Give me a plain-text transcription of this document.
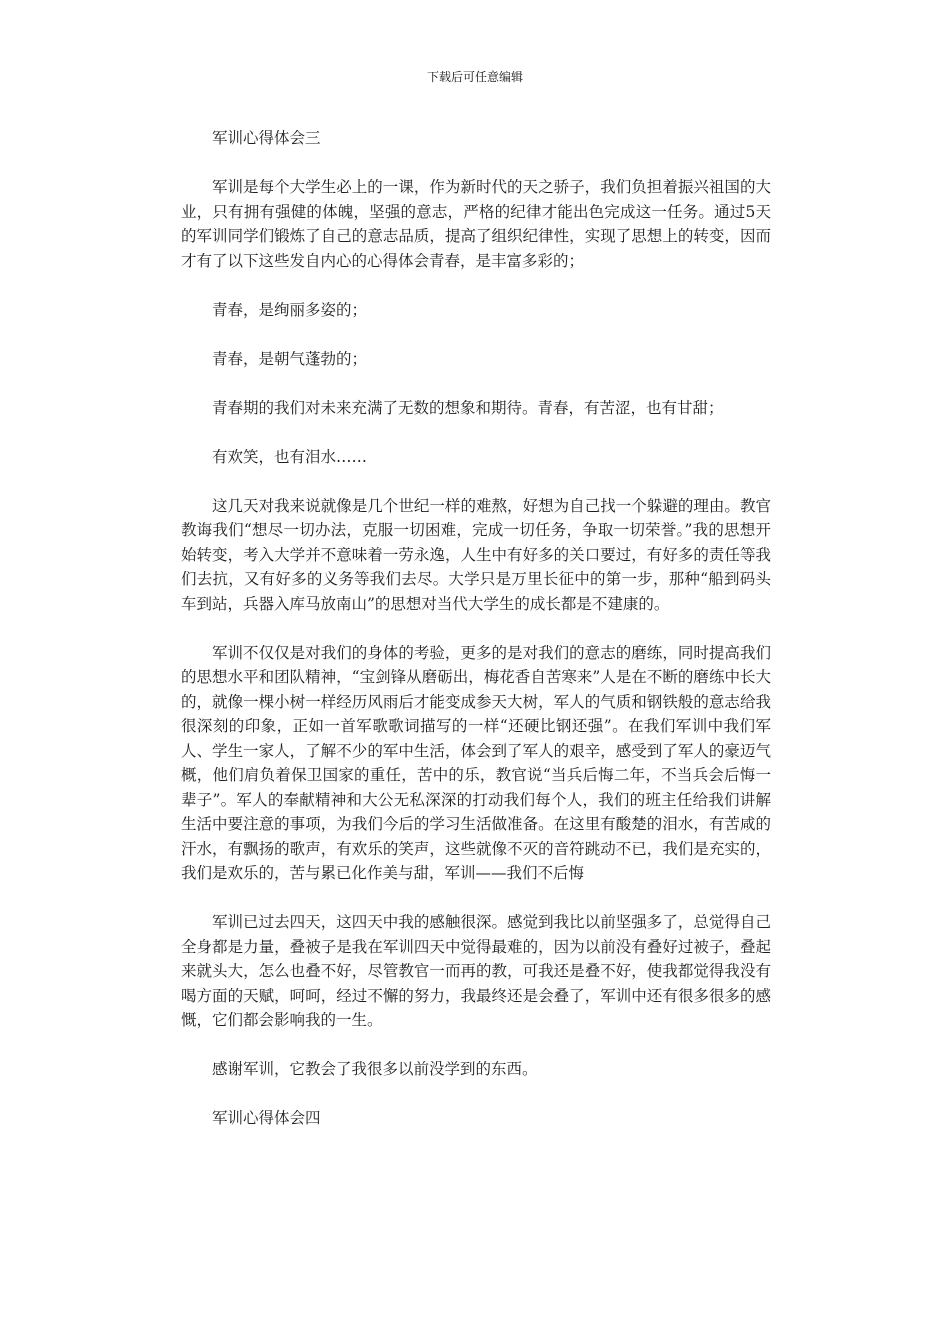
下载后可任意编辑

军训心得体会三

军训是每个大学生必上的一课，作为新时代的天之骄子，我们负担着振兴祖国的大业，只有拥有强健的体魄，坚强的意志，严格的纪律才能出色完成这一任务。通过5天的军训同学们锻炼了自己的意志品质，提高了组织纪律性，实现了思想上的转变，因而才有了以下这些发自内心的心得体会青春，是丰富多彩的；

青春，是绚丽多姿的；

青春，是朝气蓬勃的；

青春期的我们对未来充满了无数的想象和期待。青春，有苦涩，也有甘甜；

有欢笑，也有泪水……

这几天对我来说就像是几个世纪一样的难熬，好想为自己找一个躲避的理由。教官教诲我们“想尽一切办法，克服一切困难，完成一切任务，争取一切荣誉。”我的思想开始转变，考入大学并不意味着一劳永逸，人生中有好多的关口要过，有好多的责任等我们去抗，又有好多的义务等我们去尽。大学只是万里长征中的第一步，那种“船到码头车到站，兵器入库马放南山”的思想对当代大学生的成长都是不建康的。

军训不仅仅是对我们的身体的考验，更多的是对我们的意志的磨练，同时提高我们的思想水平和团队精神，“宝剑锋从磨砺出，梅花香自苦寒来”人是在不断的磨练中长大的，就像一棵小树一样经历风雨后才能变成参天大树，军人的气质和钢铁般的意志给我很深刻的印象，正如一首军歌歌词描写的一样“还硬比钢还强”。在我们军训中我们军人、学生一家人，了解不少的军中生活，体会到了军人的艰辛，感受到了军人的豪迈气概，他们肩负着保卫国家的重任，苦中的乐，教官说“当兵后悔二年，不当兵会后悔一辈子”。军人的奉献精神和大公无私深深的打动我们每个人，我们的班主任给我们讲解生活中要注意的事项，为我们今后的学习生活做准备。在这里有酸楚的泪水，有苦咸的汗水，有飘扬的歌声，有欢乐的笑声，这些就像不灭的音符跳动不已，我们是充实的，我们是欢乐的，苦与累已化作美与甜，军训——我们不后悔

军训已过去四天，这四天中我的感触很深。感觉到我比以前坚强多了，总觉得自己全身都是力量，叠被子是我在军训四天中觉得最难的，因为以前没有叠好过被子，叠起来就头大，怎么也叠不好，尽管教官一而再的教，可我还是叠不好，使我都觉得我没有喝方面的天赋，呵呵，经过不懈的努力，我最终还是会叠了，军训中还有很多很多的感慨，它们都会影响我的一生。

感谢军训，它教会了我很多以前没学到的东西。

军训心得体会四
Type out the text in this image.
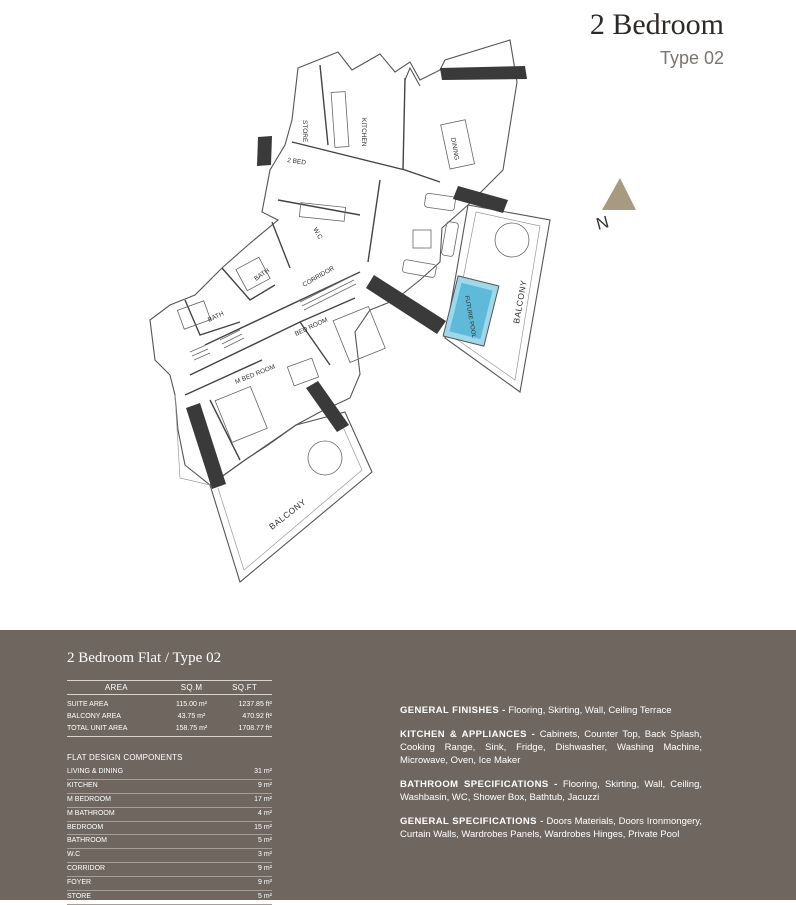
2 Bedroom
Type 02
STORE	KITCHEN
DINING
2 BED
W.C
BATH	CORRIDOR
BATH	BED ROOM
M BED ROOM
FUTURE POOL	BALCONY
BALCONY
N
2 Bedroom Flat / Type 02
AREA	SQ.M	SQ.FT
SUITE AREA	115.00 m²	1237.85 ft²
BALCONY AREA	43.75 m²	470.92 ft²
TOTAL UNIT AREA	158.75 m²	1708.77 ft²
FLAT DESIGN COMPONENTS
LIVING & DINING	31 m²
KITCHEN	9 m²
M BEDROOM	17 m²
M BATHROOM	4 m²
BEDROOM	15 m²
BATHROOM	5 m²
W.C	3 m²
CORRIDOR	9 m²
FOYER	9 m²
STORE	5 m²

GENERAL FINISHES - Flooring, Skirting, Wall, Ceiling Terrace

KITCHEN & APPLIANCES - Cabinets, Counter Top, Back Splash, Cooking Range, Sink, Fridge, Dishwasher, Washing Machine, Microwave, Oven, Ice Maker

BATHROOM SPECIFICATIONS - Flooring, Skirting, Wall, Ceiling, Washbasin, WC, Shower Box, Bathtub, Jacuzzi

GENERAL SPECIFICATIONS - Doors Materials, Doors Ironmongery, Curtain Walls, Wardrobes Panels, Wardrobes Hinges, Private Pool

.....

Aim ▸ Quote each line of the listing exactly, but leave the pictures out.

Result of this task ▸
Give me a plain-text transcription of this document.
下载后可任意编辑

军训心得体会三

军训是每个大学生必上的一课，作为新时代的天之骄子，我们负担着振兴祖国的大业，只有拥有强健的体魄，坚强的意志，严格的纪律才能出色完成这一任务。通过5天的军训同学们锻炼了自己的意志品质，提高了组织纪律性，实现了思想上的转变，因而才有了以下这些发自内心的心得体会青春，是丰富多彩的；

青春，是绚丽多姿的；

青春，是朝气蓬勃的；

青春期的我们对未来充满了无数的想象和期待。青春，有苦涩，也有甘甜；

有欢笑，也有泪水……

这几天对我来说就像是几个世纪一样的难熬，好想为自己找一个躲避的理由。教官教诲我们“想尽一切办法，克服一切困难，完成一切任务，争取一切荣誉。”我的思想开始转变，考入大学并不意味着一劳永逸，人生中有好多的关口要过，有好多的责任等我们去抗，又有好多的义务等我们去尽。大学只是万里长征中的第一步，那种“船到码头车到站，兵器入库马放南山”的思想对当代大学生的成长都是不建康的。

军训不仅仅是对我们的身体的考验，更多的是对我们的意志的磨练，同时提高我们的思想水平和团队精神，“宝剑锋从磨砺出，梅花香自苦寒来”人是在不断的磨练中长大的，就像一棵小树一样经历风雨后才能变成参天大树，军人的气质和钢铁般的意志给我很深刻的印象，正如一首军歌歌词描写的一样“还硬比钢还强”。在我们军训中我们军人、学生一家人，了解不少的军中生活，体会到了军人的艰辛，感受到了军人的豪迈气概，他们肩负着保卫国家的重任，苦中的乐，教官说“当兵后悔二年，不当兵会后悔一辈子”。军人的奉献精神和大公无私深深的打动我们每个人，我们的班主任给我们讲解生活中要注意的事项，为我们今后的学习生活做准备。在这里有酸楚的泪水，有苦咸的汗水，有飘扬的歌声，有欢乐的笑声，这些就像不灭的音符跳动不已，我们是充实的，我们是欢乐的，苦与累已化作美与甜，军训——我们不后悔

军训已过去四天，这四天中我的感触很深。感觉到我比以前坚强多了，总觉得自己全身都是力量，叠被子是我在军训四天中觉得最难的，因为以前没有叠好过被子，叠起来就头大，怎么也叠不好，尽管教官一而再的教，可我还是叠不好，使我都觉得我没有喝方面的天赋，呵呵，经过不懈的努力，我最终还是会叠了，军训中还有很多很多的感慨，它们都会影响我的一生。

感谢军训，它教会了我很多以前没学到的东西。

军训心得体会四
Type out the text in this image.
2 Bedroom
Type 02
STORE	KITCHEN
DINING
2 BED
W.C
BATH	CORRIDOR
BATH	BED ROOM
M BED ROOM
FUTURE POOL	BALCONY
BALCONY
N
2 Bedroom Flat / Type 02
AREA	SQ.M	SQ.FT
SUITE AREA	115.00 m²	1237.85 ft²
BALCONY AREA	43.75 m²	470.92 ft²
TOTAL UNIT AREA	158.75 m²	1708.77 ft²
FLAT DESIGN COMPONENTS
LIVING & DINING	31 m²
KITCHEN	9 m²
M BEDROOM	17 m²
M BATHROOM	4 m²
BEDROOM	15 m²
BATHROOM	5 m²
W.C	3 m²
CORRIDOR	9 m²
FOYER	9 m²
STORE	5 m²

GENERAL FINISHES - Flooring, Skirting, Wall, Ceiling Terrace

KITCHEN & APPLIANCES - Cabinets, Counter Top, Back Splash, Cooking Range, Sink, Fridge, Dishwasher, Washing Machine, Microwave, Oven, Ice Maker

BATHROOM SPECIFICATIONS - Flooring, Skirting, Wall, Ceiling, Washbasin, WC, Shower Box, Bathtub, Jacuzzi

GENERAL SPECIFICATIONS - Doors Materials, Doors Ironmongery, Curtain Walls, Wardrobes Panels, Wardrobes Hinges, Private Pool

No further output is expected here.